Items from a dataset
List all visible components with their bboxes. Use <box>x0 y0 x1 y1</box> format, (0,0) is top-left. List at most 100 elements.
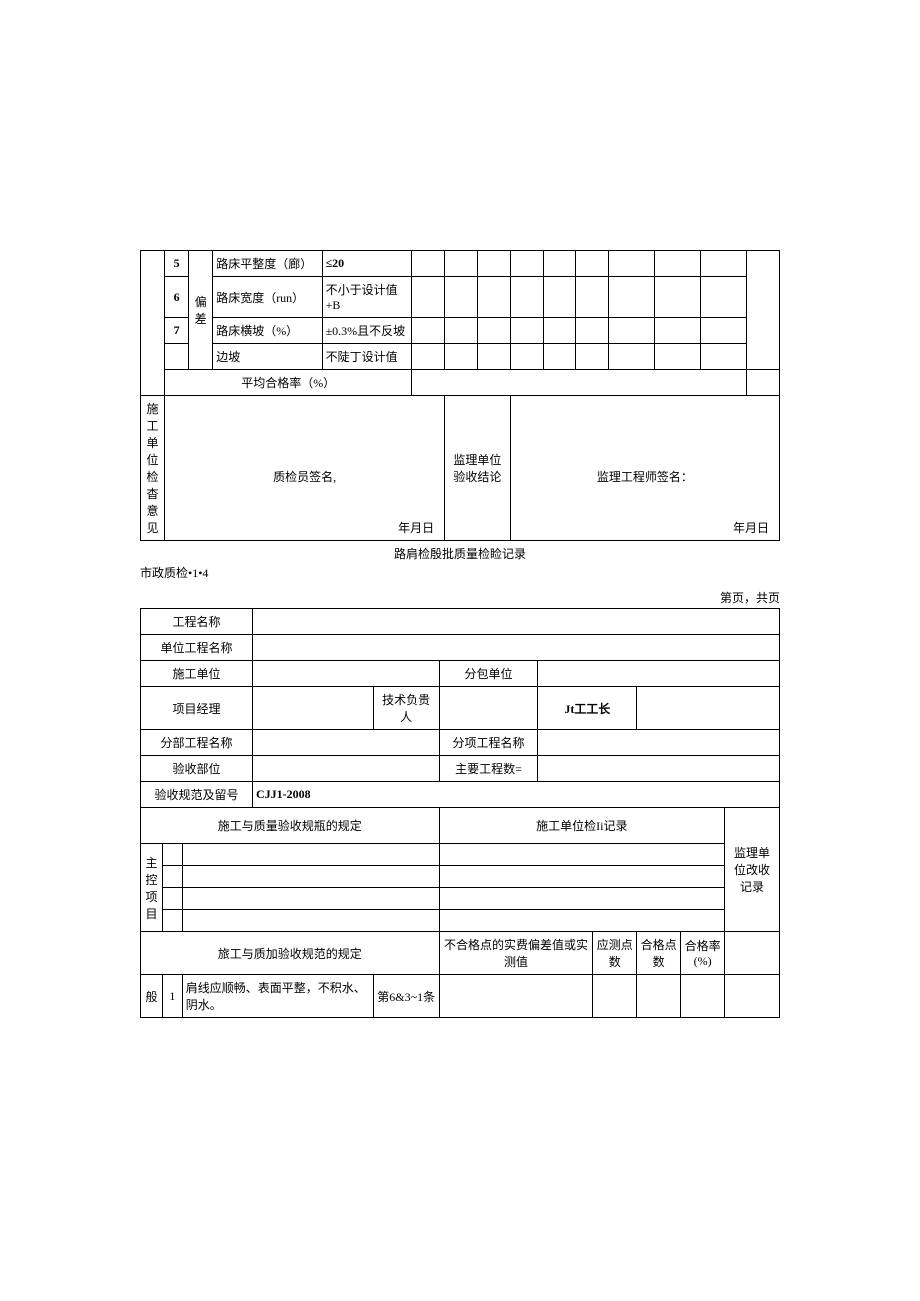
page-indicator: 第页，共页 <box>140 589 780 606</box>
doc-code: 市政质检•1•4 <box>140 564 780 581</box>
mc-num <box>162 910 182 932</box>
construction-unit-label: 施工单位 <box>141 661 253 687</box>
pass-rate-header: 合格率(%) <box>681 932 725 975</box>
supervision-conclusion-label: 监理单位验收结论 <box>445 396 511 541</box>
mc-rec <box>439 844 724 866</box>
subitem-project-value <box>538 730 780 756</box>
cell <box>439 975 593 1018</box>
project-manager-label: 项目经理 <box>141 687 253 730</box>
item-name-7: 路床横坡（%） <box>213 318 322 344</box>
cell <box>576 318 609 344</box>
item-spec-8: 不陡丁设计值 <box>322 344 412 370</box>
cell <box>543 277 576 318</box>
cell <box>412 251 445 277</box>
cell <box>412 318 445 344</box>
gen-row-ref: 第6&3~1条 <box>373 975 439 1018</box>
left-stub <box>141 251 165 396</box>
subcontractor-label: 分包单位 <box>439 661 538 687</box>
unit-inspection-header: 施工单位检Ii记录 <box>439 808 724 844</box>
cell <box>477 277 510 318</box>
subitem-project-label: 分项工程名称 <box>439 730 538 756</box>
cell <box>637 975 681 1018</box>
spec-number-value: CJJ1-2008 <box>252 782 779 808</box>
cell <box>609 318 655 344</box>
right-stub <box>747 251 780 370</box>
inspection-opinion-label: 施工单位检杳意见 <box>141 396 165 541</box>
cell <box>655 277 701 318</box>
unit-project-value <box>252 635 779 661</box>
avg-rate-label: 平均合格率（%） <box>165 370 412 396</box>
main-control-label: 主控项目 <box>141 844 163 932</box>
subcontractor-value <box>538 661 780 687</box>
table-upper: 5 偏差 路床平整度（廊） ≤20 6 路床宽度（run） 不小于设计值+B 7… <box>140 250 780 541</box>
cell <box>725 975 780 1018</box>
acceptance-part-label: 验收部位 <box>141 756 253 782</box>
main-works-label: 主要工程数= <box>439 756 538 782</box>
spec-provisions-header-2: 旅工与质加验收规范的规定 <box>141 932 440 975</box>
mc-desc <box>182 910 439 932</box>
foreman-value <box>637 687 780 730</box>
cell <box>609 277 655 318</box>
qc-sign-block: 质检员签名, 年月日 <box>165 396 445 541</box>
gen-row-num: 1 <box>162 975 182 1018</box>
main-works-value <box>538 756 780 782</box>
qc-sign-label: 质检员签名, <box>273 468 336 485</box>
cell <box>725 932 780 975</box>
cell <box>445 344 478 370</box>
mc-rec <box>439 888 724 910</box>
cell <box>477 318 510 344</box>
cell <box>655 344 701 370</box>
mc-rec <box>439 866 724 888</box>
acceptance-part-value <box>252 756 439 782</box>
cell <box>510 251 543 277</box>
cell <box>701 251 747 277</box>
item-name-5: 路床平整度（廊） <box>213 251 322 277</box>
cell <box>609 251 655 277</box>
mc-desc <box>182 888 439 910</box>
cell <box>477 344 510 370</box>
cell <box>510 318 543 344</box>
tech-lead-label: 技术负贵人 <box>373 687 439 730</box>
project-manager-value <box>252 687 373 730</box>
cell <box>576 344 609 370</box>
cell <box>543 344 576 370</box>
division-project-label: 分部工程名称 <box>141 730 253 756</box>
cell <box>576 277 609 318</box>
supervision-record-header: 监理单位改收记录 <box>725 808 780 932</box>
construction-unit-value <box>252 661 439 687</box>
cell <box>412 344 445 370</box>
avg-rate-value <box>412 370 747 396</box>
supervisor-sign-label: 监理工程师签名： <box>597 468 693 485</box>
tech-lead-value <box>439 687 538 730</box>
points-pass-header: 合格点数 <box>637 932 681 975</box>
mc-desc <box>182 844 439 866</box>
project-name-value <box>252 609 779 635</box>
cell <box>609 344 655 370</box>
row-num-7: 7 <box>165 318 189 344</box>
deviation-header: 不合格点的实费偏差值或实测值 <box>439 932 593 975</box>
cell <box>445 277 478 318</box>
spec-provisions-header: 施工与质量验收规瓶的规定 <box>141 808 440 844</box>
cell <box>655 251 701 277</box>
supervisor-sign-date: 年月日 <box>733 519 769 536</box>
unit-project-label: 单位工程名称 <box>141 635 253 661</box>
cell <box>593 975 637 1018</box>
cell <box>701 344 747 370</box>
cell <box>543 318 576 344</box>
general-label: 般 <box>141 975 163 1018</box>
deviation-label: 偏差 <box>189 251 213 370</box>
project-name-label: 工程名称 <box>141 609 253 635</box>
cell <box>681 975 725 1018</box>
item-spec-6: 不小于设计值+B <box>322 277 412 318</box>
cell <box>543 251 576 277</box>
foreman-label: Jt工工长 <box>538 687 637 730</box>
cell <box>412 277 445 318</box>
cell <box>576 251 609 277</box>
cell <box>445 251 478 277</box>
doc-title: 路肩检殷批质量检睑记录 <box>140 545 780 562</box>
row-num-5: 5 <box>165 251 189 277</box>
mc-rec <box>439 910 724 932</box>
qc-sign-date: 年月日 <box>398 519 434 536</box>
cell <box>445 318 478 344</box>
cell <box>510 344 543 370</box>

* GIVEN TASK:
Retype every line of the items above word for word, leaving out the pictures.

* WRITTEN ANSWER:
List all visible components with their bboxes. Use <box>x0 y0 x1 y1</box> format, (0,0) is top-left. List at most 100 elements.
page-indicator: 第页，共页 <box>140 589 780 606</box>
doc-code: 市政质检•1•4 <box>140 564 780 581</box>
mc-num <box>162 910 182 932</box>
construction-unit-label: 施工单位 <box>141 661 253 687</box>
pass-rate-header: 合格率(%) <box>681 932 725 975</box>
supervision-conclusion-label: 监理单位验收结论 <box>445 396 511 541</box>
mc-rec <box>439 844 724 866</box>
subitem-project-value <box>538 730 780 756</box>
cell <box>439 975 593 1018</box>
project-manager-label: 项目经理 <box>141 687 253 730</box>
item-name-7: 路床横坡（%） <box>213 318 322 344</box>
cell <box>576 318 609 344</box>
item-spec-8: 不陡丁设计值 <box>322 344 412 370</box>
cell <box>543 277 576 318</box>
cell <box>412 251 445 277</box>
cell <box>412 318 445 344</box>
gen-row-ref: 第6&3~1条 <box>373 975 439 1018</box>
left-stub <box>141 251 165 396</box>
subcontractor-label: 分包单位 <box>439 661 538 687</box>
unit-inspection-header: 施工单位检Ii记录 <box>439 808 724 844</box>
cell <box>477 277 510 318</box>
subitem-project-label: 分项工程名称 <box>439 730 538 756</box>
cell <box>637 975 681 1018</box>
spec-number-value: CJJ1-2008 <box>252 782 779 808</box>
cell <box>609 318 655 344</box>
right-stub <box>747 251 780 370</box>
inspection-opinion-label: 施工单位检杳意见 <box>141 396 165 541</box>
cell <box>655 277 701 318</box>
unit-project-value <box>252 635 779 661</box>
avg-rate-label: 平均合格率（%） <box>165 370 412 396</box>
main-control-label: 主控项目 <box>141 844 163 932</box>
subcontractor-value <box>538 661 780 687</box>
table-upper: 5 偏差 路床平整度（廊） ≤20 6 路床宽度（run） 不小于设计值+B 7… <box>140 250 780 541</box>
cell <box>725 975 780 1018</box>
acceptance-part-label: 验收部位 <box>141 756 253 782</box>
main-works-label: 主要工程数= <box>439 756 538 782</box>
spec-provisions-header-2: 旅工与质加验收规范的规定 <box>141 932 440 975</box>
mc-desc <box>182 910 439 932</box>
foreman-value <box>637 687 780 730</box>
cell <box>609 277 655 318</box>
qc-sign-block: 质检员签名, 年月日 <box>165 396 445 541</box>
gen-row-num: 1 <box>162 975 182 1018</box>
main-works-value <box>538 756 780 782</box>
qc-sign-label: 质检员签名, <box>273 468 336 485</box>
cell <box>725 932 780 975</box>
cell <box>445 344 478 370</box>
mc-rec <box>439 888 724 910</box>
cell <box>477 318 510 344</box>
cell <box>655 344 701 370</box>
mc-rec <box>439 866 724 888</box>
acceptance-part-value <box>252 756 439 782</box>
cell <box>510 251 543 277</box>
cell <box>701 251 747 277</box>
item-name-5: 路床平整度（廊） <box>213 251 322 277</box>
cell <box>609 251 655 277</box>
mc-desc <box>182 888 439 910</box>
cell <box>477 344 510 370</box>
cell <box>510 318 543 344</box>
tech-lead-label: 技术负贵人 <box>373 687 439 730</box>
project-manager-value <box>252 687 373 730</box>
cell <box>576 344 609 370</box>
cell <box>543 344 576 370</box>
division-project-label: 分部工程名称 <box>141 730 253 756</box>
cell <box>576 277 609 318</box>
supervision-record-header: 监理单位改收记录 <box>725 808 780 932</box>
construction-unit-value <box>252 661 439 687</box>
cell <box>412 344 445 370</box>
avg-rate-value <box>412 370 747 396</box>
supervisor-sign-label: 监理工程师签名： <box>597 468 693 485</box>
tech-lead-value <box>439 687 538 730</box>
points-pass-header: 合格点数 <box>637 932 681 975</box>
mc-desc <box>182 844 439 866</box>
project-name-value <box>252 609 779 635</box>
cell <box>609 344 655 370</box>
row-num-7: 7 <box>165 318 189 344</box>
deviation-header: 不合格点的实费偏差值或实测值 <box>439 932 593 975</box>
cell <box>445 277 478 318</box>
spec-provisions-header: 施工与质量验收规瓶的规定 <box>141 808 440 844</box>
cell <box>655 251 701 277</box>
supervisor-sign-date: 年月日 <box>733 519 769 536</box>
unit-project-label: 单位工程名称 <box>141 635 253 661</box>
cell <box>593 975 637 1018</box>
cell <box>701 344 747 370</box>
cell <box>543 318 576 344</box>
general-label: 般 <box>141 975 163 1018</box>
deviation-label: 偏差 <box>189 251 213 370</box>
project-name-label: 工程名称 <box>141 609 253 635</box>
cell <box>681 975 725 1018</box>
item-spec-6: 不小于设计值+B <box>322 277 412 318</box>
cell <box>543 251 576 277</box>
foreman-label: Jt工工长 <box>538 687 637 730</box>
cell <box>412 277 445 318</box>
cell <box>576 251 609 277</box>
cell <box>445 251 478 277</box>
doc-title: 路肩检殷批质量检睑记录 <box>140 545 780 562</box>
row-num-5: 5 <box>165 251 189 277</box>
mc-rec <box>439 910 724 932</box>
qc-sign-date: 年月日 <box>398 519 434 536</box>
cell <box>445 318 478 344</box>
cell <box>510 344 543 370</box>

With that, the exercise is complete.